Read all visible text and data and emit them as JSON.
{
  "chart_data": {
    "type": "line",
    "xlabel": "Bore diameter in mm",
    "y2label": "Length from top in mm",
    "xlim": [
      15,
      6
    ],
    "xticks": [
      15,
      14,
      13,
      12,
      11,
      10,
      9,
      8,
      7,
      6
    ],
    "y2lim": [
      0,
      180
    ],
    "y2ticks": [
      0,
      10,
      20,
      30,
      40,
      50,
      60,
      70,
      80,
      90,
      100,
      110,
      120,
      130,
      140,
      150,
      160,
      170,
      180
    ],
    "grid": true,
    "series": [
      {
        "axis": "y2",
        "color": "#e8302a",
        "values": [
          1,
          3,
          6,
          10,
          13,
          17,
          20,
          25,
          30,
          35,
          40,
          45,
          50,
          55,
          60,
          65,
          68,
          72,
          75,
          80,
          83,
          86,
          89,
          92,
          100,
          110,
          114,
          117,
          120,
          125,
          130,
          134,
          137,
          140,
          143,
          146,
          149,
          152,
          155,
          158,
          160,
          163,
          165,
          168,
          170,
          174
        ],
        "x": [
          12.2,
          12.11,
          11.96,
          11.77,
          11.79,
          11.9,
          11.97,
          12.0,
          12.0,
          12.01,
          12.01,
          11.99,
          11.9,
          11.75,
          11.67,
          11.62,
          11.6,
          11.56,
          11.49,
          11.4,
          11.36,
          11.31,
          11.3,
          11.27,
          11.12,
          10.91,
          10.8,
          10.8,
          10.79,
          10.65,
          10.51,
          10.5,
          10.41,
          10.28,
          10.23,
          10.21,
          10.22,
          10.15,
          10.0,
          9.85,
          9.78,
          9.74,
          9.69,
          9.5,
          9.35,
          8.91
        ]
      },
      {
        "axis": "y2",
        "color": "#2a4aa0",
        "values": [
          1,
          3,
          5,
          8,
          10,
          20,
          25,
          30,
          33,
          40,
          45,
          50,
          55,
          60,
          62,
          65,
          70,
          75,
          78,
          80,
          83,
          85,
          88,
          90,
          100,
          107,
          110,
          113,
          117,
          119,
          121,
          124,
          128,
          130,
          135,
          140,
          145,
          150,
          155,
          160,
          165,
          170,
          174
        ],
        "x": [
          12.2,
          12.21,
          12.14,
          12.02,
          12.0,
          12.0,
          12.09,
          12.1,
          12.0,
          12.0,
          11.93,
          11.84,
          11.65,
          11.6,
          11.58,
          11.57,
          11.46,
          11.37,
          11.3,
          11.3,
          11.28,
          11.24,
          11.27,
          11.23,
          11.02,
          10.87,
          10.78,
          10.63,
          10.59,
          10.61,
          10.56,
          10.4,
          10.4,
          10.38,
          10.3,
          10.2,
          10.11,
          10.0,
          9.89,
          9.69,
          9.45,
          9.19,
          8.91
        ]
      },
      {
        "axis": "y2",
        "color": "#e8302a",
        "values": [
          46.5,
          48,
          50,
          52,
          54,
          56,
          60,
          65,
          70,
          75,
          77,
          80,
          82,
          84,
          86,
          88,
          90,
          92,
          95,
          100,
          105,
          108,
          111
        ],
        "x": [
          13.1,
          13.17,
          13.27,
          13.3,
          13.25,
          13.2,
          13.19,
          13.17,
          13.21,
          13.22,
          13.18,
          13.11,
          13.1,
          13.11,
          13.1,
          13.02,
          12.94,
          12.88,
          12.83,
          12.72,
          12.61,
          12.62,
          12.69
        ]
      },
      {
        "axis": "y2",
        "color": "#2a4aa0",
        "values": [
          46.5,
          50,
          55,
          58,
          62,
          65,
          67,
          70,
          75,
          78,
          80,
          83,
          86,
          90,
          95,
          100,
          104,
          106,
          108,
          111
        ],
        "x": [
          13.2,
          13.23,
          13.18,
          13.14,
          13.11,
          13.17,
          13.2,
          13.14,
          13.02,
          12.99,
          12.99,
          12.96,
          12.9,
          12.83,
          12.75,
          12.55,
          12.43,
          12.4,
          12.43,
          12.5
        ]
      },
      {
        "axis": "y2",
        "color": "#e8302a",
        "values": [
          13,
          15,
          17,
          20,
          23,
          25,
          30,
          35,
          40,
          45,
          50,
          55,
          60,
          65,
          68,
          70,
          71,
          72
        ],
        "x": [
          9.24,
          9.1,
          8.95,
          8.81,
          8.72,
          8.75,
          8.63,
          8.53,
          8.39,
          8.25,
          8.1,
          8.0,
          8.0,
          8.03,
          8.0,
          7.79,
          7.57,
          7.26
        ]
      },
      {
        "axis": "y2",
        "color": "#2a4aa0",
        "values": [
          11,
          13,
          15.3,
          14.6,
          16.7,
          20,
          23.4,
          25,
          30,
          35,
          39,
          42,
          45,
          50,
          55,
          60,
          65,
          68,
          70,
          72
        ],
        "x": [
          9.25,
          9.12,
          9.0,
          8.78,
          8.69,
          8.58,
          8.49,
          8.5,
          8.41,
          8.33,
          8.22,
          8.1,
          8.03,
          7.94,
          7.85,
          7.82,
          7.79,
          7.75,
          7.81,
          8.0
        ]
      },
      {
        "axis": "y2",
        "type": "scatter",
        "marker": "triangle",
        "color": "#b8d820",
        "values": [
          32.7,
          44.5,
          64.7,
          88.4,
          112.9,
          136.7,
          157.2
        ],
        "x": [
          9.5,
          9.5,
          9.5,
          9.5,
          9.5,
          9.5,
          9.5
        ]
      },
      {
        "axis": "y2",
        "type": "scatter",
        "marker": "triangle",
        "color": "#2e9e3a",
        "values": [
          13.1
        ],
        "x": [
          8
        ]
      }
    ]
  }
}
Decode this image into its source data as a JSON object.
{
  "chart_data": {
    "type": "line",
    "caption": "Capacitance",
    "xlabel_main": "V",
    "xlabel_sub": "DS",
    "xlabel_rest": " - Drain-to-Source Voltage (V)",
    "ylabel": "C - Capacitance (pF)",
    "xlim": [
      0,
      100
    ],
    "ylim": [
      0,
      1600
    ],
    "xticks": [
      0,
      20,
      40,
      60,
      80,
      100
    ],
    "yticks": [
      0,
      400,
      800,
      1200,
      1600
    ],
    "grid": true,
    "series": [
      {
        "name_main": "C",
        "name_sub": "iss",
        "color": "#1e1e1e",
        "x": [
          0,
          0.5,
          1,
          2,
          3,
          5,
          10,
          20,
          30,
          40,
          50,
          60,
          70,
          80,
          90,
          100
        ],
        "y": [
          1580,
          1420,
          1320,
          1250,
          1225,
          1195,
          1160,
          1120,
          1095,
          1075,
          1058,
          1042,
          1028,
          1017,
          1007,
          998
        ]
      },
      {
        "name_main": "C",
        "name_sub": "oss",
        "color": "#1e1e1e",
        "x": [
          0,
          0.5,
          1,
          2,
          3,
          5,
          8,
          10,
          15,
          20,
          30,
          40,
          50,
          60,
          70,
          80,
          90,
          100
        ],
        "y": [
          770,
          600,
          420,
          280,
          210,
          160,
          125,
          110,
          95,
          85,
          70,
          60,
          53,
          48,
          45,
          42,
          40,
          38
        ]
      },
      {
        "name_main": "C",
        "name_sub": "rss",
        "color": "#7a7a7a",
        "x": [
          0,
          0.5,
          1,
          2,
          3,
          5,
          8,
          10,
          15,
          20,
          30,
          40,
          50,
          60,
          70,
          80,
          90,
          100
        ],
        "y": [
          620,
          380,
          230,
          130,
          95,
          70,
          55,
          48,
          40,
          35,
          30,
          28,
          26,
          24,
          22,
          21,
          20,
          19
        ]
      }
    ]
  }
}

Problem to solve: Reproduce the entire listing word for word.

Correct output:
Read all visible text and data and emit them as JSON.
{
  "chart_data": {
    "type": "line",
    "xlabel": "Bore diameter in mm",
    "y2label": "Length from top in mm",
    "xlim": [
      15,
      6
    ],
    "xticks": [
      15,
      14,
      13,
      12,
      11,
      10,
      9,
      8,
      7,
      6
    ],
    "y2lim": [
      0,
      180
    ],
    "y2ticks": [
      0,
      10,
      20,
      30,
      40,
      50,
      60,
      70,
      80,
      90,
      100,
      110,
      120,
      130,
      140,
      150,
      160,
      170,
      180
    ],
    "grid": true,
    "series": [
      {
        "axis": "y2",
        "color": "#e8302a",
        "values": [
          1,
          3,
          6,
          10,
          13,
          17,
          20,
          25,
          30,
          35,
          40,
          45,
          50,
          55,
          60,
          65,
          68,
          72,
          75,
          80,
          83,
          86,
          89,
          92,
          100,
          110,
          114,
          117,
          120,
          125,
          130,
          134,
          137,
          140,
          143,
          146,
          149,
          152,
          155,
          158,
          160,
          163,
          165,
          168,
          170,
          174
        ],
        "x": [
          12.2,
          12.11,
          11.96,
          11.77,
          11.79,
          11.9,
          11.97,
          12.0,
          12.0,
          12.01,
          12.01,
          11.99,
          11.9,
          11.75,
          11.67,
          11.62,
          11.6,
          11.56,
          11.49,
          11.4,
          11.36,
          11.31,
          11.3,
          11.27,
          11.12,
          10.91,
          10.8,
          10.8,
          10.79,
          10.65,
          10.51,
          10.5,
          10.41,
          10.28,
          10.23,
          10.21,
          10.22,
          10.15,
          10.0,
          9.85,
          9.78,
          9.74,
          9.69,
          9.5,
          9.35,
          8.91
        ]
      },
      {
        "axis": "y2",
        "color": "#2a4aa0",
        "values": [
          1,
          3,
          5,
          8,
          10,
          20,
          25,
          30,
          33,
          40,
          45,
          50,
          55,
          60,
          62,
          65,
          70,
          75,
          78,
          80,
          83,
          85,
          88,
          90,
          100,
          107,
          110,
          113,
          117,
          119,
          121,
          124,
          128,
          130,
          135,
          140,
          145,
          150,
          155,
          160,
          165,
          170,
          174
        ],
        "x": [
          12.2,
          12.21,
          12.14,
          12.02,
          12.0,
          12.0,
          12.09,
          12.1,
          12.0,
          12.0,
          11.93,
          11.84,
          11.65,
          11.6,
          11.58,
          11.57,
          11.46,
          11.37,
          11.3,
          11.3,
          11.28,
          11.24,
          11.27,
          11.23,
          11.02,
          10.87,
          10.78,
          10.63,
          10.59,
          10.61,
          10.56,
          10.4,
          10.4,
          10.38,
          10.3,
          10.2,
          10.11,
          10.0,
          9.89,
          9.69,
          9.45,
          9.19,
          8.91
        ]
      },
      {
        "axis": "y2",
        "color": "#e8302a",
        "values": [
          46.5,
          48,
          50,
          52,
          54,
          56,
          60,
          65,
          70,
          75,
          77,
          80,
          82,
          84,
          86,
          88,
          90,
          92,
          95,
          100,
          105,
          108,
          111
        ],
        "x": [
          13.1,
          13.17,
          13.27,
          13.3,
          13.25,
          13.2,
          13.19,
          13.17,
          13.21,
          13.22,
          13.18,
          13.11,
          13.1,
          13.11,
          13.1,
          13.02,
          12.94,
          12.88,
          12.83,
          12.72,
          12.61,
          12.62,
          12.69
        ]
      },
      {
        "axis": "y2",
        "color": "#2a4aa0",
        "values": [
          46.5,
          50,
          55,
          58,
          62,
          65,
          67,
          70,
          75,
          78,
          80,
          83,
          86,
          90,
          95,
          100,
          104,
          106,
          108,
          111
        ],
        "x": [
          13.2,
          13.23,
          13.18,
          13.14,
          13.11,
          13.17,
          13.2,
          13.14,
          13.02,
          12.99,
          12.99,
          12.96,
          12.9,
          12.83,
          12.75,
          12.55,
          12.43,
          12.4,
          12.43,
          12.5
        ]
      },
      {
        "axis": "y2",
        "color": "#e8302a",
        "values": [
          13,
          15,
          17,
          20,
          23,
          25,
          30,
          35,
          40,
          45,
          50,
          55,
          60,
          65,
          68,
          70,
          71,
          72
        ],
        "x": [
          9.24,
          9.1,
          8.95,
          8.81,
          8.72,
          8.75,
          8.63,
          8.53,
          8.39,
          8.25,
          8.1,
          8.0,
          8.0,
          8.03,
          8.0,
          7.79,
          7.57,
          7.26
        ]
      },
      {
        "axis": "y2",
        "color": "#2a4aa0",
        "values": [
          11,
          13,
          15.3,
          14.6,
          16.7,
          20,
          23.4,
          25,
          30,
          35,
          39,
          42,
          45,
          50,
          55,
          60,
          65,
          68,
          70,
          72
        ],
        "x": [
          9.25,
          9.12,
          9.0,
          8.78,
          8.69,
          8.58,
          8.49,
          8.5,
          8.41,
          8.33,
          8.22,
          8.1,
          8.03,
          7.94,
          7.85,
          7.82,
          7.79,
          7.75,
          7.81,
          8.0
        ]
      },
      {
        "axis": "y2",
        "type": "scatter",
        "marker": "triangle",
        "color": "#b8d820",
        "values": [
          32.7,
          44.5,
          64.7,
          88.4,
          112.9,
          136.7,
          157.2
        ],
        "x": [
          9.5,
          9.5,
          9.5,
          9.5,
          9.5,
          9.5,
          9.5
        ]
      },
      {
        "axis": "y2",
        "type": "scatter",
        "marker": "triangle",
        "color": "#2e9e3a",
        "values": [
          13.1
        ],
        "x": [
          8
        ]
      }
    ]
  }
}
Decode this image into its source data as a JSON object.
{
  "chart_data": {
    "type": "line",
    "caption": "Capacitance",
    "xlabel_main": "V",
    "xlabel_sub": "DS",
    "xlabel_rest": " - Drain-to-Source Voltage (V)",
    "ylabel": "C - Capacitance (pF)",
    "xlim": [
      0,
      100
    ],
    "ylim": [
      0,
      1600
    ],
    "xticks": [
      0,
      20,
      40,
      60,
      80,
      100
    ],
    "yticks": [
      0,
      400,
      800,
      1200,
      1600
    ],
    "grid": true,
    "series": [
      {
        "name_main": "C",
        "name_sub": "iss",
        "color": "#1e1e1e",
        "x": [
          0,
          0.5,
          1,
          2,
          3,
          5,
          10,
          20,
          30,
          40,
          50,
          60,
          70,
          80,
          90,
          100
        ],
        "y": [
          1580,
          1420,
          1320,
          1250,
          1225,
          1195,
          1160,
          1120,
          1095,
          1075,
          1058,
          1042,
          1028,
          1017,
          1007,
          998
        ]
      },
      {
        "name_main": "C",
        "name_sub": "oss",
        "color": "#1e1e1e",
        "x": [
          0,
          0.5,
          1,
          2,
          3,
          5,
          8,
          10,
          15,
          20,
          30,
          40,
          50,
          60,
          70,
          80,
          90,
          100
        ],
        "y": [
          770,
          600,
          420,
          280,
          210,
          160,
          125,
          110,
          95,
          85,
          70,
          60,
          53,
          48,
          45,
          42,
          40,
          38
        ]
      },
      {
        "name_main": "C",
        "name_sub": "rss",
        "color": "#7a7a7a",
        "x": [
          0,
          0.5,
          1,
          2,
          3,
          5,
          8,
          10,
          15,
          20,
          30,
          40,
          50,
          60,
          70,
          80,
          90,
          100
        ],
        "y": [
          620,
          380,
          230,
          130,
          95,
          70,
          55,
          48,
          40,
          35,
          30,
          28,
          26,
          24,
          22,
          21,
          20,
          19
        ]
      }
    ]
  }
}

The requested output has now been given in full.